- _Directions for this task_
Your task is to copy every line of the entries that contains "Chromokinesin".

- _The data_
════════════════════

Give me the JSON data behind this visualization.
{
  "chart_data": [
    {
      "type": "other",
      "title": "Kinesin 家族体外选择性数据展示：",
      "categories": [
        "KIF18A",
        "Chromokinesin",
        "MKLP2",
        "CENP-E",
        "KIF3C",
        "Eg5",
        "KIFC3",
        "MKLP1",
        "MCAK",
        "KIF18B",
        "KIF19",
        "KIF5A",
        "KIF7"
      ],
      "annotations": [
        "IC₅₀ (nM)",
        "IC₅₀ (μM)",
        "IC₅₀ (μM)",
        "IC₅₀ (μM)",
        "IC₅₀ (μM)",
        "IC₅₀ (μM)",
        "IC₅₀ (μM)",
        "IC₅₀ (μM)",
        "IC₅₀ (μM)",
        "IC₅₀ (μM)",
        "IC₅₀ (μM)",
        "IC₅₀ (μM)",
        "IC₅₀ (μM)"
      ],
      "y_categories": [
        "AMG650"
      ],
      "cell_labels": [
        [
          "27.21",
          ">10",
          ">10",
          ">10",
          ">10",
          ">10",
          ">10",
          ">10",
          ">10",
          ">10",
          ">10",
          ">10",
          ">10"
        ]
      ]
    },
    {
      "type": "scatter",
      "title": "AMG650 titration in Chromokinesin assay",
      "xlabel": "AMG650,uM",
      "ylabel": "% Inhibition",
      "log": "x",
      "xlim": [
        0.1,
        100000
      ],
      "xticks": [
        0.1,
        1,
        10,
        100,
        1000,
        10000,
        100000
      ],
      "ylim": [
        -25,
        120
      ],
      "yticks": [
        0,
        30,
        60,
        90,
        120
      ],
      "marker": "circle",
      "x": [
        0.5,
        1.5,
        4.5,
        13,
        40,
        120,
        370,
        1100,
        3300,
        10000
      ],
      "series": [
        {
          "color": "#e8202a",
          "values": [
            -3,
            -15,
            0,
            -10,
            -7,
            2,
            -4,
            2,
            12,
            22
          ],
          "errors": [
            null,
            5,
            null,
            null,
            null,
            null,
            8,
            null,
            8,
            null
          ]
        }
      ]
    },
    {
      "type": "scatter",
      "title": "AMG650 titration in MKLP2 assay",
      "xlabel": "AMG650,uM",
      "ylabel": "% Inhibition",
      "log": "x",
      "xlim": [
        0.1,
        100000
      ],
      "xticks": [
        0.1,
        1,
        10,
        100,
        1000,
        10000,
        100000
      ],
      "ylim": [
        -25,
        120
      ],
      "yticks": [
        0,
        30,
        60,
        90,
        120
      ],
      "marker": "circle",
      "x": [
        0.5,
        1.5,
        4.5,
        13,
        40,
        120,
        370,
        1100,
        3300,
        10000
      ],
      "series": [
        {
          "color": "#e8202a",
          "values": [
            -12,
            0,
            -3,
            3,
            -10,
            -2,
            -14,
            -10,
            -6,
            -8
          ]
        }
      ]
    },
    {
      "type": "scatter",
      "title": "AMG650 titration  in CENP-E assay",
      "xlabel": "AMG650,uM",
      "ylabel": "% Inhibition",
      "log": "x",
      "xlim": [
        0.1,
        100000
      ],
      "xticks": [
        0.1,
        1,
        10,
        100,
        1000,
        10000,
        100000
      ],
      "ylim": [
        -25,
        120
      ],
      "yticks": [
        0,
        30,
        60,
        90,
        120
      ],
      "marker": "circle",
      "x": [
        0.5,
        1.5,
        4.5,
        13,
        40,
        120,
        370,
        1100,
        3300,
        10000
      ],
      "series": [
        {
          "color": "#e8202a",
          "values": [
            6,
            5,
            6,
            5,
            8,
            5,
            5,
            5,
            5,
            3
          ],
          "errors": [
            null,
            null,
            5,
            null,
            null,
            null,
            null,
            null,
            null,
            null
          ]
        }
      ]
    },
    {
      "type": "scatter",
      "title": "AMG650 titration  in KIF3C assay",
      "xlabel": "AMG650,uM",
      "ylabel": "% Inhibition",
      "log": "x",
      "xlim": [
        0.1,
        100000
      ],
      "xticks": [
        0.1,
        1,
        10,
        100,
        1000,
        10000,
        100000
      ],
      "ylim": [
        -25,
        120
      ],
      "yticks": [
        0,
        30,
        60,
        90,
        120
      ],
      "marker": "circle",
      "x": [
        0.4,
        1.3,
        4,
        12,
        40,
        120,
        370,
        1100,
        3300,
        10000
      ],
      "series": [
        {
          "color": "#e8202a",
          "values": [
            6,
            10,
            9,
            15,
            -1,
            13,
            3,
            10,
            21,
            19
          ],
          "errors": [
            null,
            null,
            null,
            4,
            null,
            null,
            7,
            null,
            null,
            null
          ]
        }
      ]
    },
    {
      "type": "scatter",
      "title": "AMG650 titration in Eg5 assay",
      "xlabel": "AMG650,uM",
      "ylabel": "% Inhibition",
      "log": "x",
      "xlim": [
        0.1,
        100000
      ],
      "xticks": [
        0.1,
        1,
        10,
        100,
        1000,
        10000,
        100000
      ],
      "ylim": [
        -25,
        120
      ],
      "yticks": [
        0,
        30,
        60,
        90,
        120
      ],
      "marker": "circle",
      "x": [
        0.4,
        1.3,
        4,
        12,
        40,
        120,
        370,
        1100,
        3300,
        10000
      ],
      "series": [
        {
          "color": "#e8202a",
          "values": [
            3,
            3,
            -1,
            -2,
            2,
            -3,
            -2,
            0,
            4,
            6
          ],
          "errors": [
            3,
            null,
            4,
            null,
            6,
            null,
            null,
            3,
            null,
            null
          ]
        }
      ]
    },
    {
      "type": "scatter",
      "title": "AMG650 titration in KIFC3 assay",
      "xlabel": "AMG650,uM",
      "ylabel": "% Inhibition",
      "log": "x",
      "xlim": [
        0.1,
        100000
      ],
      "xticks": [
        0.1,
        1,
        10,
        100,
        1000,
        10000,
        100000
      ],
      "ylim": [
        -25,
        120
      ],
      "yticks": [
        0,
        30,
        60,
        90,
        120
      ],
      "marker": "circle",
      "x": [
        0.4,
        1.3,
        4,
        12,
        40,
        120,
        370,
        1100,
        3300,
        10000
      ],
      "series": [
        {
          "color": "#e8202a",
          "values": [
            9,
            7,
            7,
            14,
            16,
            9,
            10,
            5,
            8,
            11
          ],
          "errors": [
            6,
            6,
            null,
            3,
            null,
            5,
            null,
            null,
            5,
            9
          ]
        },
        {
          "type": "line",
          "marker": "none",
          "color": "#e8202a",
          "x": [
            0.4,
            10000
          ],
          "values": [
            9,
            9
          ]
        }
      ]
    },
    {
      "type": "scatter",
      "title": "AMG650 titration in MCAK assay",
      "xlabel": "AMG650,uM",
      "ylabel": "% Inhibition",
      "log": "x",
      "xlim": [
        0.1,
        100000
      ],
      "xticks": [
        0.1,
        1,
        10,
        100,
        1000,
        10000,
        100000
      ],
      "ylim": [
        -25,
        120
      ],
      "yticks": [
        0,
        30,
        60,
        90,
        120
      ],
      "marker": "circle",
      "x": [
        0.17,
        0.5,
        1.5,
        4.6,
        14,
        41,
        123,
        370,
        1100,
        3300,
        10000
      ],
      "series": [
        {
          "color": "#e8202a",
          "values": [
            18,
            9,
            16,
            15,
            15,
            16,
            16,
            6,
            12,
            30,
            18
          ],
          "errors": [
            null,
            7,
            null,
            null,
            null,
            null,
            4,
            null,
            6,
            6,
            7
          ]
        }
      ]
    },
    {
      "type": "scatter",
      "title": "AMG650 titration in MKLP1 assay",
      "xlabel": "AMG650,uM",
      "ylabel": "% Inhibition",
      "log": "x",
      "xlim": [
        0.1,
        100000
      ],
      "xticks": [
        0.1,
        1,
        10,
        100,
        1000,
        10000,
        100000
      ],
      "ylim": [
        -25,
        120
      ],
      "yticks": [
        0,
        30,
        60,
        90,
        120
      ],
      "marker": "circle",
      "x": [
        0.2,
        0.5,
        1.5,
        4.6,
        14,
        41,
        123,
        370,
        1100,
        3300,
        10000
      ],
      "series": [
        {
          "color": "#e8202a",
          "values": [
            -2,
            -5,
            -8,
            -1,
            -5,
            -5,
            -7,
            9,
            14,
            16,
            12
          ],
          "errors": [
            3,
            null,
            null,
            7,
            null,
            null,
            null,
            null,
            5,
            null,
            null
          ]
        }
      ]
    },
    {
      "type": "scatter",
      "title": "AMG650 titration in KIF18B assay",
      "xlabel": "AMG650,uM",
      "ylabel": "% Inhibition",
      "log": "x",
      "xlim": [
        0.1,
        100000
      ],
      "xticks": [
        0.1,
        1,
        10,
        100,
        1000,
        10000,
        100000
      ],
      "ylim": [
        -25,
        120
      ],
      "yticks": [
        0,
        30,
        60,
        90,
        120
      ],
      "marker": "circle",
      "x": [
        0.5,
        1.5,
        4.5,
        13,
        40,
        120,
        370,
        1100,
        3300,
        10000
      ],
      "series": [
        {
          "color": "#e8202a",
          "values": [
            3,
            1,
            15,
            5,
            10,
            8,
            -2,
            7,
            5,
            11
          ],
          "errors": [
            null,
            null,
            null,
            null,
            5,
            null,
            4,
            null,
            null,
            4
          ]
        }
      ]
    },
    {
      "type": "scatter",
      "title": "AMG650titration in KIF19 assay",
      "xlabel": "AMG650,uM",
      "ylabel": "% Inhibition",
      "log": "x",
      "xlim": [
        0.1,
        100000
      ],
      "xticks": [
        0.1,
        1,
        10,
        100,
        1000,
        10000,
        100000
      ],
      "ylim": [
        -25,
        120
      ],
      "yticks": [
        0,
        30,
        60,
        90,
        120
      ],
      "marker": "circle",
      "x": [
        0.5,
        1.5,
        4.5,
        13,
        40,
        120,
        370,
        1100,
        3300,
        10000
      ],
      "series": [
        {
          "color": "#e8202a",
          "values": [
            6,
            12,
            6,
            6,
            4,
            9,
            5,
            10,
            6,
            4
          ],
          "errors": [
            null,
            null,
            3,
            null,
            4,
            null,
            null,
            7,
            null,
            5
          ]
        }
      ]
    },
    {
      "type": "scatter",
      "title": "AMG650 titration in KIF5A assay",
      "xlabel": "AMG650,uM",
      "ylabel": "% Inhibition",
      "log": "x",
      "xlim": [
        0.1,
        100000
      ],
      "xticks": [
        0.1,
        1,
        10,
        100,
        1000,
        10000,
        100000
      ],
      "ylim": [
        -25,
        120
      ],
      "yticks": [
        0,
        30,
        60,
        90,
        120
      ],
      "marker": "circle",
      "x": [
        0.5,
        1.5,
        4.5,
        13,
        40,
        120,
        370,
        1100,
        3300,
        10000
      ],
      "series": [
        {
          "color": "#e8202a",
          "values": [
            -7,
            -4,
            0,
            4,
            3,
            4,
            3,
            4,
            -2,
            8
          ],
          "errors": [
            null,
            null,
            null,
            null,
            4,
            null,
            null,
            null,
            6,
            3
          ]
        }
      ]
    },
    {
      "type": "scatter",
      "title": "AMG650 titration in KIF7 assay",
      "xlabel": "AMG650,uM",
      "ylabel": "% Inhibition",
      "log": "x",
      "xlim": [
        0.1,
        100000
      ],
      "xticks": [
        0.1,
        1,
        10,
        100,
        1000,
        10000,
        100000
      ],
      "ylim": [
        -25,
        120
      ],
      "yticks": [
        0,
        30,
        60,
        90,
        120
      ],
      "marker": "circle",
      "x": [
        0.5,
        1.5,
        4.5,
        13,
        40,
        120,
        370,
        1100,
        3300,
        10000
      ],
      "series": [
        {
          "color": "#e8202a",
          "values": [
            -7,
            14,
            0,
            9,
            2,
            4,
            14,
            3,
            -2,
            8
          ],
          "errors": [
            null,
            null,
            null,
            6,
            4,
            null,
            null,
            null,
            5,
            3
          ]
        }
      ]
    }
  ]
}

════════════════════

- _Expected answer_
        "Chromokinesin",
      "title": "AMG650 titration in Chromokinesin assay",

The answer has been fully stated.